# STATED PROBLEM
Copy out the data below as written; omit any images.

^^^^^^^^

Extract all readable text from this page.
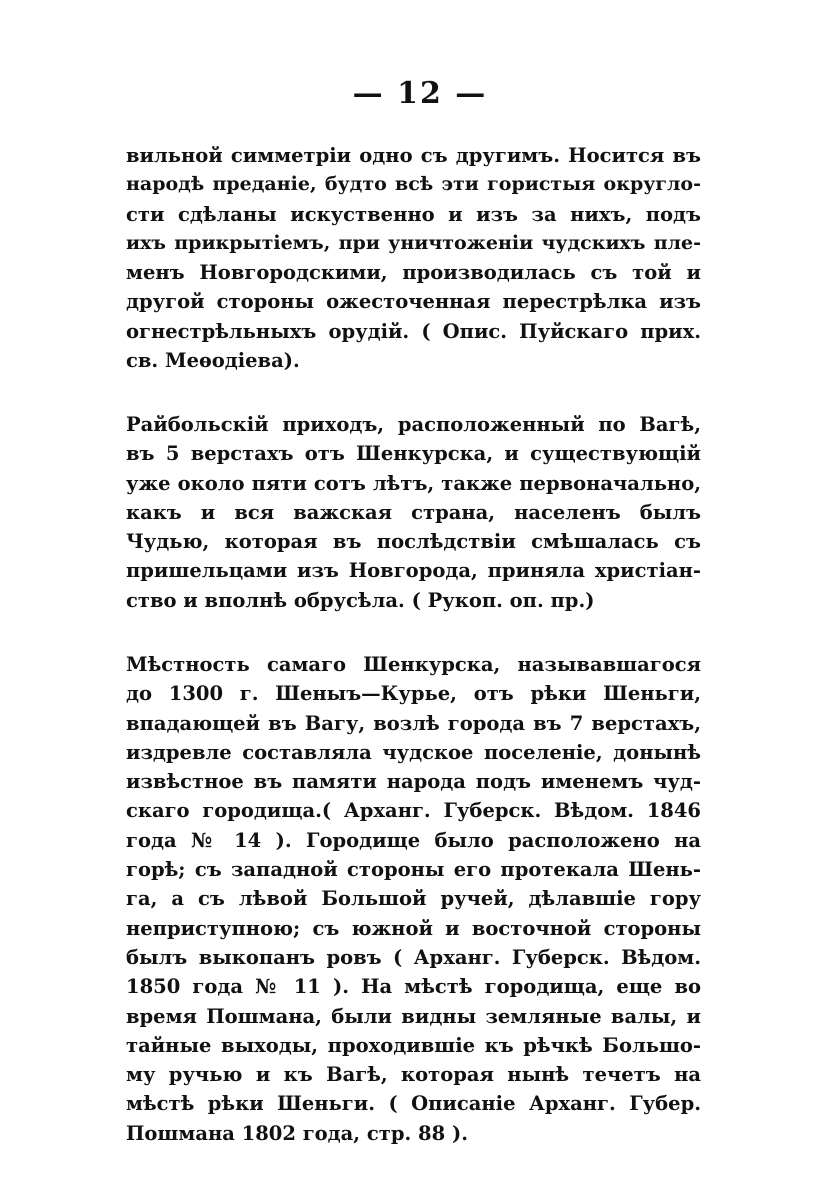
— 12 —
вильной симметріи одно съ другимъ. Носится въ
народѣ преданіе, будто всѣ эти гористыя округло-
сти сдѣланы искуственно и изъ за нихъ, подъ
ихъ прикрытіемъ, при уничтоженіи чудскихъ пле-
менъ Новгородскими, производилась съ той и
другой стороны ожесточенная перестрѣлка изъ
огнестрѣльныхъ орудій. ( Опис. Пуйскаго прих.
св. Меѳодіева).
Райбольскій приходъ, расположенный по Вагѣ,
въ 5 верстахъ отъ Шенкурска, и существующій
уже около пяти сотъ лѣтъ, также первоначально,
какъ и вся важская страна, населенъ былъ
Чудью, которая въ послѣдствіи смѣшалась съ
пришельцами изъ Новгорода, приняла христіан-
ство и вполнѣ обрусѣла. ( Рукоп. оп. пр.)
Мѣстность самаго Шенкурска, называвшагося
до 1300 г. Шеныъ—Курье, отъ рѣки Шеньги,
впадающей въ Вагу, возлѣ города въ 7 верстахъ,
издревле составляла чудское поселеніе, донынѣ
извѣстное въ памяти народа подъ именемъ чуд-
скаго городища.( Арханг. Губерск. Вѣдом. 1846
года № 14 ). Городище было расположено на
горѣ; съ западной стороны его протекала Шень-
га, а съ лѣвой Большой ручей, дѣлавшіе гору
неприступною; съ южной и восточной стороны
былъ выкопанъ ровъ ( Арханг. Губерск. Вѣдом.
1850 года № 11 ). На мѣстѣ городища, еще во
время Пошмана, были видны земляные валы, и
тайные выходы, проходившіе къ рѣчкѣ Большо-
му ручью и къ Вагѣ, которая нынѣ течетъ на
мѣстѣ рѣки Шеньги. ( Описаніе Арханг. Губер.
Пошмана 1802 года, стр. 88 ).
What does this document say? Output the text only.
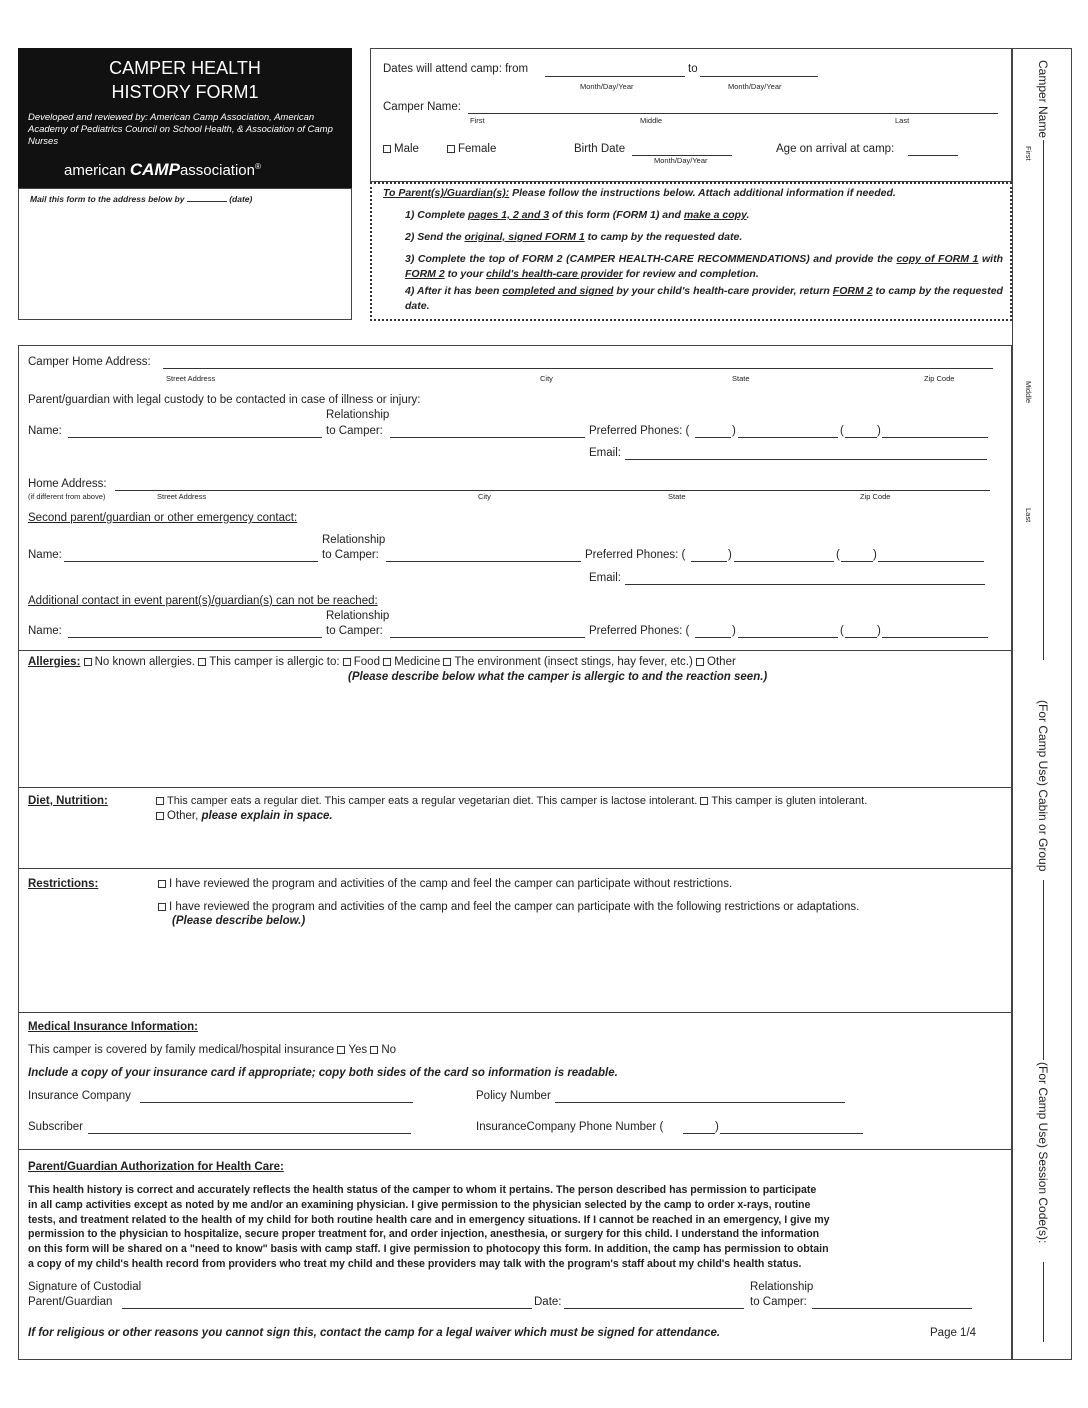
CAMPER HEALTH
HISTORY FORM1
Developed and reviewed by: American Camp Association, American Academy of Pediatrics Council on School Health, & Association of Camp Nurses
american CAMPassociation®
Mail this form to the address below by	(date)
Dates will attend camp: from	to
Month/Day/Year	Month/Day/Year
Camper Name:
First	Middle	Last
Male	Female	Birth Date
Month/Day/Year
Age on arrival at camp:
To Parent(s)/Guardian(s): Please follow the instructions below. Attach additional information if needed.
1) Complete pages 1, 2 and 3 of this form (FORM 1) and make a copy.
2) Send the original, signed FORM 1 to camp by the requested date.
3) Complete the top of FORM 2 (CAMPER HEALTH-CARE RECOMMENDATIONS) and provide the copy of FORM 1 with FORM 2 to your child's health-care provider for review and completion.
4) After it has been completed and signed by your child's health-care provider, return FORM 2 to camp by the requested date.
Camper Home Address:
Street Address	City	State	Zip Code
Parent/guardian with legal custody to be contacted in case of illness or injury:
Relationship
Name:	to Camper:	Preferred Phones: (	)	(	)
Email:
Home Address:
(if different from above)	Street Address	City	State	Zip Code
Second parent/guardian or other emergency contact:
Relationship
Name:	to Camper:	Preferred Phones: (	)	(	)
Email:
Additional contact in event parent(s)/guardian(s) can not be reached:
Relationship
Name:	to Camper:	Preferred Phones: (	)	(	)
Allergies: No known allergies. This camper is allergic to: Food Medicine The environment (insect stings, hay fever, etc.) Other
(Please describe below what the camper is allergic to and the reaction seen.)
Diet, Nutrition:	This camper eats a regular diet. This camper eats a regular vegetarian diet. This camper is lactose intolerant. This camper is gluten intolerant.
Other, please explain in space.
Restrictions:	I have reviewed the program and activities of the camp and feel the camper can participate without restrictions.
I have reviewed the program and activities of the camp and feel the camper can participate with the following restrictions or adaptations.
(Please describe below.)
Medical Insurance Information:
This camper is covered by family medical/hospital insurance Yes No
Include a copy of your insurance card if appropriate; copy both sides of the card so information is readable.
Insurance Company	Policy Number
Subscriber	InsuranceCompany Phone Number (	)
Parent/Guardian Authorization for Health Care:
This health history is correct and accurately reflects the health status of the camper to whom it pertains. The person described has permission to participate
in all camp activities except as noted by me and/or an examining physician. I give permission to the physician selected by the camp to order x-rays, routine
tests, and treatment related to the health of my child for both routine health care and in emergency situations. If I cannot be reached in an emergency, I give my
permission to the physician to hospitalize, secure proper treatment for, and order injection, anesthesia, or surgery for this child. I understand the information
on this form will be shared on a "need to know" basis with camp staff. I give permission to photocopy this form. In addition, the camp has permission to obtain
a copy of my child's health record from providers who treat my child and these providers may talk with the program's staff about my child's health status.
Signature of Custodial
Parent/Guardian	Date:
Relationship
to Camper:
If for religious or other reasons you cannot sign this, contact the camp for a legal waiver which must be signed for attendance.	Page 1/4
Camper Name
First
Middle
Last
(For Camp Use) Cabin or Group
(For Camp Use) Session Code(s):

^^^^^^^^

# EXPECTED ANSWER
Extract all readable text from this page.
— 12 —
вильной симметріи одно съ другимъ. Носится въ
народѣ преданіе, будто всѣ эти гористыя округло-
сти сдѣланы искуственно и изъ за нихъ, подъ
ихъ прикрытіемъ, при уничтоженіи чудскихъ пле-
менъ Новгородскими, производилась съ той и
другой стороны ожесточенная перестрѣлка изъ
огнестрѣльныхъ орудій. ( Опис. Пуйскаго прих.
св. Меѳодіева).
Райбольскій приходъ, расположенный по Вагѣ,
въ 5 верстахъ отъ Шенкурска, и существующій
уже около пяти сотъ лѣтъ, также первоначально,
какъ и вся важская страна, населенъ былъ
Чудью, которая въ послѣдствіи смѣшалась съ
пришельцами изъ Новгорода, приняла христіан-
ство и вполнѣ обрусѣла. ( Рукоп. оп. пр.)
Мѣстность самаго Шенкурска, называвшагося
до 1300 г. Шеныъ—Курье, отъ рѣки Шеньги,
впадающей въ Вагу, возлѣ города въ 7 верстахъ,
издревле составляла чудское поселеніе, донынѣ
извѣстное въ памяти народа подъ именемъ чуд-
скаго городища.( Арханг. Губерск. Вѣдом. 1846
года № 14 ). Городище было расположено на
горѣ; съ западной стороны его протекала Шень-
га, а съ лѣвой Большой ручей, дѣлавшіе гору
неприступною; съ южной и восточной стороны
былъ выкопанъ ровъ ( Арханг. Губерск. Вѣдом.
1850 года № 11 ). На мѣстѣ городища, еще во
время Пошмана, были видны земляные валы, и
тайные выходы, проходившіе къ рѣчкѣ Большо-
му ручью и къ Вагѣ, которая нынѣ течетъ на
мѣстѣ рѣки Шеньги. ( Описаніе Арханг. Губер.
Пошмана 1802 года, стр. 88 ).
What does this document say? Output the text only.
CAMPER HEALTH
HISTORY FORM1
Developed and reviewed by: American Camp Association, American Academy of Pediatrics Council on School Health, & Association of Camp Nurses
american CAMPassociation®
Mail this form to the address below by	(date)
Dates will attend camp: from	to
Month/Day/Year	Month/Day/Year
Camper Name:
First	Middle	Last
Male	Female	Birth Date
Month/Day/Year
Age on arrival at camp:
To Parent(s)/Guardian(s): Please follow the instructions below. Attach additional information if needed.
1) Complete pages 1, 2 and 3 of this form (FORM 1) and make a copy.
2) Send the original, signed FORM 1 to camp by the requested date.
3) Complete the top of FORM 2 (CAMPER HEALTH-CARE RECOMMENDATIONS) and provide the copy of FORM 1 with FORM 2 to your child's health-care provider for review and completion.
4) After it has been completed and signed by your child's health-care provider, return FORM 2 to camp by the requested date.
Camper Home Address:
Street Address	City	State	Zip Code
Parent/guardian with legal custody to be contacted in case of illness or injury:
Relationship
Name:	to Camper:	Preferred Phones: (	)	(	)
Email:
Home Address:
(if different from above)	Street Address	City	State	Zip Code
Second parent/guardian or other emergency contact:
Relationship
Name:	to Camper:	Preferred Phones: (	)	(	)
Email:
Additional contact in event parent(s)/guardian(s) can not be reached:
Relationship
Name:	to Camper:	Preferred Phones: (	)	(	)
Allergies: No known allergies. This camper is allergic to: Food Medicine The environment (insect stings, hay fever, etc.) Other
(Please describe below what the camper is allergic to and the reaction seen.)
Diet, Nutrition:	This camper eats a regular diet. This camper eats a regular vegetarian diet. This camper is lactose intolerant. This camper is gluten intolerant.
Other, please explain in space.
Restrictions:	I have reviewed the program and activities of the camp and feel the camper can participate without restrictions.
I have reviewed the program and activities of the camp and feel the camper can participate with the following restrictions or adaptations.
(Please describe below.)
Medical Insurance Information:
This camper is covered by family medical/hospital insurance Yes No
Include a copy of your insurance card if appropriate; copy both sides of the card so information is readable.
Insurance Company	Policy Number
Subscriber	InsuranceCompany Phone Number (	)
Parent/Guardian Authorization for Health Care:
This health history is correct and accurately reflects the health status of the camper to whom it pertains. The person described has permission to participate
in all camp activities except as noted by me and/or an examining physician. I give permission to the physician selected by the camp to order x-rays, routine
tests, and treatment related to the health of my child for both routine health care and in emergency situations. If I cannot be reached in an emergency, I give my
permission to the physician to hospitalize, secure proper treatment for, and order injection, anesthesia, or surgery for this child. I understand the information
on this form will be shared on a "need to know" basis with camp staff. I give permission to photocopy this form. In addition, the camp has permission to obtain
a copy of my child's health record from providers who treat my child and these providers may talk with the program's staff about my child's health status.
Signature of Custodial
Parent/Guardian	Date:
Relationship
to Camper:
If for religious or other reasons you cannot sign this, contact the camp for a legal waiver which must be signed for attendance.	Page 1/4
Camper Name
First
Middle
Last
(For Camp Use) Cabin or Group
(For Camp Use) Session Code(s):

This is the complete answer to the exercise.